-- BEGIN Supplied information --

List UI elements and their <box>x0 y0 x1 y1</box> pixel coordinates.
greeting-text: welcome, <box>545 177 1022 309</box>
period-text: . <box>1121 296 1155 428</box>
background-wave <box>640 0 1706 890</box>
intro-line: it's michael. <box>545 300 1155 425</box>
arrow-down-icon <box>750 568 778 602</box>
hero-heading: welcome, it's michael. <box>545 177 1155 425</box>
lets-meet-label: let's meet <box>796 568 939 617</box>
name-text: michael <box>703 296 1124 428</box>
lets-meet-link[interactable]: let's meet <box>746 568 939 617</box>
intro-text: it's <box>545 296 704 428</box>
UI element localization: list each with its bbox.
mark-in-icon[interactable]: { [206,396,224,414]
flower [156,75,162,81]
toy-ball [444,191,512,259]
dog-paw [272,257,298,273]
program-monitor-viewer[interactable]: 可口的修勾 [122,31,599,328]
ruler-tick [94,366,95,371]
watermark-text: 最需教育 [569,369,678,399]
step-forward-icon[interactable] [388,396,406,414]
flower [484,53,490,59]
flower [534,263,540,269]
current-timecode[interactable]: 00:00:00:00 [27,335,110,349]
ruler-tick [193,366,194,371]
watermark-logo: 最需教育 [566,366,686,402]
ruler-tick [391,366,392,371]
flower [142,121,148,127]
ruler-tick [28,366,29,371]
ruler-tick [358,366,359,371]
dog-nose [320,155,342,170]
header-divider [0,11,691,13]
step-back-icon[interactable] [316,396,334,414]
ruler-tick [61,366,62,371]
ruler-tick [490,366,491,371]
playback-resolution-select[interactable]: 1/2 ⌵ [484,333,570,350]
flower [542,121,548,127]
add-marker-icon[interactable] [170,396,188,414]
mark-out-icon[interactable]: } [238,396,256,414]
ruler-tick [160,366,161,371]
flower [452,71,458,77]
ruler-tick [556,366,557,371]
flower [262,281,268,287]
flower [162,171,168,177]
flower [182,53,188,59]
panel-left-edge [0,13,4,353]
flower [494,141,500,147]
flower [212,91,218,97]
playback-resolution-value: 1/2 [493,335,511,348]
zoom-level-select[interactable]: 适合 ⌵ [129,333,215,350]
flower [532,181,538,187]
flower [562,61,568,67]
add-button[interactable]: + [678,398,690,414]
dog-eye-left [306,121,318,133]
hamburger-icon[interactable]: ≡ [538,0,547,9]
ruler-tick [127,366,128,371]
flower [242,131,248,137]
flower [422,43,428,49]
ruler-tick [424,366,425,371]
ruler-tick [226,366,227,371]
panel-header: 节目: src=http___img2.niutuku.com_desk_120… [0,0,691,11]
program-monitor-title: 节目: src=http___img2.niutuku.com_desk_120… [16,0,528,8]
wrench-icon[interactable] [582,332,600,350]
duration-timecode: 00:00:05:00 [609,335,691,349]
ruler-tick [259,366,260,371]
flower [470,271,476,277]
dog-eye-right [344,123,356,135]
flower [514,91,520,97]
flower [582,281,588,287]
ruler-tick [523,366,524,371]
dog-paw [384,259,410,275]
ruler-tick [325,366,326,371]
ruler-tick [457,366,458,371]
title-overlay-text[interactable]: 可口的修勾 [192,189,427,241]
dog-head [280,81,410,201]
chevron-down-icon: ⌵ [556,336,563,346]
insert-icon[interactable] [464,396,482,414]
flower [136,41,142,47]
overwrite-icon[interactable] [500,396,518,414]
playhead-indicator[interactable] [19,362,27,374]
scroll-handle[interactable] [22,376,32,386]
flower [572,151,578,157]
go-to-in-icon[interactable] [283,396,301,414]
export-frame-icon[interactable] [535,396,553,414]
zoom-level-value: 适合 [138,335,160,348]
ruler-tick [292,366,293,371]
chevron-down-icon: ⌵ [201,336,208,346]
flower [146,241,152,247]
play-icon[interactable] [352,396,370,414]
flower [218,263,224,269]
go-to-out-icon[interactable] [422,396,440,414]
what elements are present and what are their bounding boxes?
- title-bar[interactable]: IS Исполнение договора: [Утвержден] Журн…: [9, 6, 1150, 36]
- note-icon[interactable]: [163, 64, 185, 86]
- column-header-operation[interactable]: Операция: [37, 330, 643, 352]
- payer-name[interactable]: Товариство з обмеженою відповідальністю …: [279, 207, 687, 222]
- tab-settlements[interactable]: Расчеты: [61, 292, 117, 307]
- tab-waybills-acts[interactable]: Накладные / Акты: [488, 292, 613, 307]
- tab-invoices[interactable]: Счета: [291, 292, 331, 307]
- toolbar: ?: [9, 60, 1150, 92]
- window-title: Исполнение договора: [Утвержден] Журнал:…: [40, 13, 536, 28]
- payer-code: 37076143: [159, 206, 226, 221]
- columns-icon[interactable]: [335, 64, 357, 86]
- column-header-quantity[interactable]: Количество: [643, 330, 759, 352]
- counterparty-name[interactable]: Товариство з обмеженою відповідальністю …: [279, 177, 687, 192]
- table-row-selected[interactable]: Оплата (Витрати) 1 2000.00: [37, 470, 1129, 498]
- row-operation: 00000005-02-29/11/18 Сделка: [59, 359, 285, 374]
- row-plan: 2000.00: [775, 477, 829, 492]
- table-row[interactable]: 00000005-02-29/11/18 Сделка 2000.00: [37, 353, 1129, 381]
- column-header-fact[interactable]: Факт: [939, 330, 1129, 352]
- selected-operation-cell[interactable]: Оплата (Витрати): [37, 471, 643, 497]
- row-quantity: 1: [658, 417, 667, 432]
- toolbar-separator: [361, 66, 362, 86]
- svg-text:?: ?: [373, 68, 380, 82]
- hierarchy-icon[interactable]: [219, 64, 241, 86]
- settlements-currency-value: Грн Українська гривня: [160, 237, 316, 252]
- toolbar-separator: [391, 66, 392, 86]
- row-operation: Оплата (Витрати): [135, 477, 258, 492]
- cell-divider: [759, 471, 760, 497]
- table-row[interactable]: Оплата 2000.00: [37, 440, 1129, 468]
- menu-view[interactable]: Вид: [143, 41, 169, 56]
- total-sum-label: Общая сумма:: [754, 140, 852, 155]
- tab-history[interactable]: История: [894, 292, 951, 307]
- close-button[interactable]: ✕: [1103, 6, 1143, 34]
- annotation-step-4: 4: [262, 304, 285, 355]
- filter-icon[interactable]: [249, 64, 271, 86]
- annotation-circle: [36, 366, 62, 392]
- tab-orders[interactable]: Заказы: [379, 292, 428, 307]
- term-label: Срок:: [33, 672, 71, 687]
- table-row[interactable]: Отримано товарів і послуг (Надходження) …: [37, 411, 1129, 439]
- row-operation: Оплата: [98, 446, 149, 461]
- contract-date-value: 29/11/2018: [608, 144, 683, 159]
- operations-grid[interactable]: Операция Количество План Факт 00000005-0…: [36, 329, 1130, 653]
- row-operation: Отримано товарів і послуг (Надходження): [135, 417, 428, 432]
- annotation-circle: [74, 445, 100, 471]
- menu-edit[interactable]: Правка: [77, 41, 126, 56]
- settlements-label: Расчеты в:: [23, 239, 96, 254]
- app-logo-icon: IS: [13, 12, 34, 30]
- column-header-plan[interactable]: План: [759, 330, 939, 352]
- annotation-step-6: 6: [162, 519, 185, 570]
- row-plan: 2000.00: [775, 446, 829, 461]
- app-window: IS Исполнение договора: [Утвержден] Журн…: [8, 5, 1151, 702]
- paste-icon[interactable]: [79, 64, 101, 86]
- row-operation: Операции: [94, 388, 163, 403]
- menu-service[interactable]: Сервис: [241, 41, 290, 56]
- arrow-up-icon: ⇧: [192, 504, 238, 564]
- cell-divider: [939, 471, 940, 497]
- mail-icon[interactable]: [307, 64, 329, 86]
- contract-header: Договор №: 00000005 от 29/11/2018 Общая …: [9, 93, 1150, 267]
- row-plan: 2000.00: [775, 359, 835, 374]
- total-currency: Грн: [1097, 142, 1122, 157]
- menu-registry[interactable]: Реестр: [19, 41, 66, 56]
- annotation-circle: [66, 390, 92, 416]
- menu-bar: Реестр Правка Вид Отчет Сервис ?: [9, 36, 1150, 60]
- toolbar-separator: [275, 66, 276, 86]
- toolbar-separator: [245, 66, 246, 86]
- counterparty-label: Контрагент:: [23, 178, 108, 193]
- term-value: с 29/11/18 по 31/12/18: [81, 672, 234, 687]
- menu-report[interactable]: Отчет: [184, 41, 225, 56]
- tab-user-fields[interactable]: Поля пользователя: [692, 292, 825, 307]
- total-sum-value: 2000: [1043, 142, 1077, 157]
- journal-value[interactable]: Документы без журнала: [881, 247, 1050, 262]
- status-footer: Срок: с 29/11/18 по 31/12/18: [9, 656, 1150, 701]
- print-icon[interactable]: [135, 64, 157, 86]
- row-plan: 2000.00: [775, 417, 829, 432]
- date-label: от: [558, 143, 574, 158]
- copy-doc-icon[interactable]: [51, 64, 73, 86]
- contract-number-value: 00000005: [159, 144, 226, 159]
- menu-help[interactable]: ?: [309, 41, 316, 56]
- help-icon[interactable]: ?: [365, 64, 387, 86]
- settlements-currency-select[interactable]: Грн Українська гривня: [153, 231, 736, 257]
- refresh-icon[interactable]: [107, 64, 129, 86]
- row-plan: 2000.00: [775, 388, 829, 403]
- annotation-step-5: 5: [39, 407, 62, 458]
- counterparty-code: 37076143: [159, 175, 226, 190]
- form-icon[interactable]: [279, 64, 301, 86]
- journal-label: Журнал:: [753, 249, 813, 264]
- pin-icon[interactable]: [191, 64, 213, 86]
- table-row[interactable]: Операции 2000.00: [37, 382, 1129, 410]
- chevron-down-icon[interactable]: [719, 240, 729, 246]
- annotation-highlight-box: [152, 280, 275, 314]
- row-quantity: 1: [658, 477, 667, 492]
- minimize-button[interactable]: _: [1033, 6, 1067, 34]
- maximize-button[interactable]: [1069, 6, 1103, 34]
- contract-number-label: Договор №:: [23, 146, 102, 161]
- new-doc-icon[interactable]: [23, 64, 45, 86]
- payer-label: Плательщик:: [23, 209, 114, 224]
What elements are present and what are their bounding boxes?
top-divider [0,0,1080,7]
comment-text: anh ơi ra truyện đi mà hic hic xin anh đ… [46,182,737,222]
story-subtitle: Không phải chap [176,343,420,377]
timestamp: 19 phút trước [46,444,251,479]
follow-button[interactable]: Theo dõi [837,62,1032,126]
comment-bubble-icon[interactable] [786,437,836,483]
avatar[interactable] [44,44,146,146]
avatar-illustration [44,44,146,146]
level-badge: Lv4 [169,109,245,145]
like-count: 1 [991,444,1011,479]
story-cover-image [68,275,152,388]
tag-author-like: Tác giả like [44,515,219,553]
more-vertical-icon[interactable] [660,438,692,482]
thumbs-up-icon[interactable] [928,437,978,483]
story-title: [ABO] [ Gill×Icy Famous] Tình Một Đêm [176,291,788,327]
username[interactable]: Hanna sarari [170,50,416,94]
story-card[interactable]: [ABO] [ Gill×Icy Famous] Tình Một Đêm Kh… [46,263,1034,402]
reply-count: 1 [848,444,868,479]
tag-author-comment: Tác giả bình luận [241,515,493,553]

-- END Supplied information --

» Your goal:
Turn the part of the items that opens at the start and closes with the line containing "panel-left-edge [0,13,4,353]" into a Markdown table with columns Row and Line, leaving out blank lines.

» Completed task:
| Row | Line |
|---|---|
| 1 | List UI elements and their <box>x0 y0 x1 y1</box> pixel coordinates. |
| 2 | greeting-text: welcome, <box>545 177 1022 309</box> |
| 3 | period-text: . <box>1121 296 1155 428</box> |
| 4 | background-wave <box>640 0 1706 890</box> |
| 5 | intro-line: it's michael. <box>545 300 1155 425</box> |
| 6 | arrow-down-icon <box>750 568 778 602</box> |
| 7 | hero-heading: welcome, it's michael. <box>545 177 1155 425</box> |
| 8 | lets-meet-label: let's meet <box>796 568 939 617</box> |
| 9 | name-text: michael <box>703 296 1124 428</box> |
| 10 | lets-meet-link[interactable]: let's meet <box>746 568 939 617</box> |
| 11 | intro-text: it's <box>545 296 704 428</box> |
| 12 | UI element localization: list each with its bbox. |
| 13 | mark-in-icon[interactable]: { [206,396,224,414] |
| 14 | flower [156,75,162,81] |
| 15 | toy-ball [444,191,512,259] |
| 16 | dog-paw [272,257,298,273] |
| 17 | program-monitor-viewer[interactable]: 可口的修勾 [122,31,599,328] |
| 18 | ruler-tick [94,366,95,371] |
| 19 | watermark-text: 最需教育 [569,369,678,399] |
| 20 | step-forward-icon[interactable] [388,396,406,414] |
| 21 | flower [484,53,490,59] |
| 22 | flower [534,263,540,269] |
| 23 | current-timecode[interactable]: 00:00:00:00 [27,335,110,349] |
| 24 | ruler-tick [193,366,194,371] |
| 25 | watermark-logo: 最需教育 [566,366,686,402] |
| 26 | ruler-tick [391,366,392,371] |
| 27 | flower [142,121,148,127] |
| 28 | ruler-tick [28,366,29,371] |
| 29 | ruler-tick [358,366,359,371] |
| 30 | dog-nose [320,155,342,170] |
| 31 | header-divider [0,11,691,13] |
| 32 | step-back-icon[interactable] [316,396,334,414] |
| 33 | ruler-tick [61,366,62,371] |
| 34 | ruler-tick [490,366,491,371] |
| 35 | playback-resolution-select[interactable]: 1/2 ⌵ [484,333,570,350] |
| 36 | flower [542,121,548,127] |
| 37 | add-marker-icon[interactable] [170,396,188,414] |
| 38 | mark-out-icon[interactable]: } [238,396,256,414] |
| 39 | ruler-tick [160,366,161,371] |
| 40 | flower [452,71,458,77] |
| 41 | ruler-tick [556,366,557,371] |
| 42 | flower [262,281,268,287] |
| 43 | flower [162,171,168,177] |
| 44 | flower [182,53,188,59] |
| 45 | panel-left-edge [0,13,4,353] |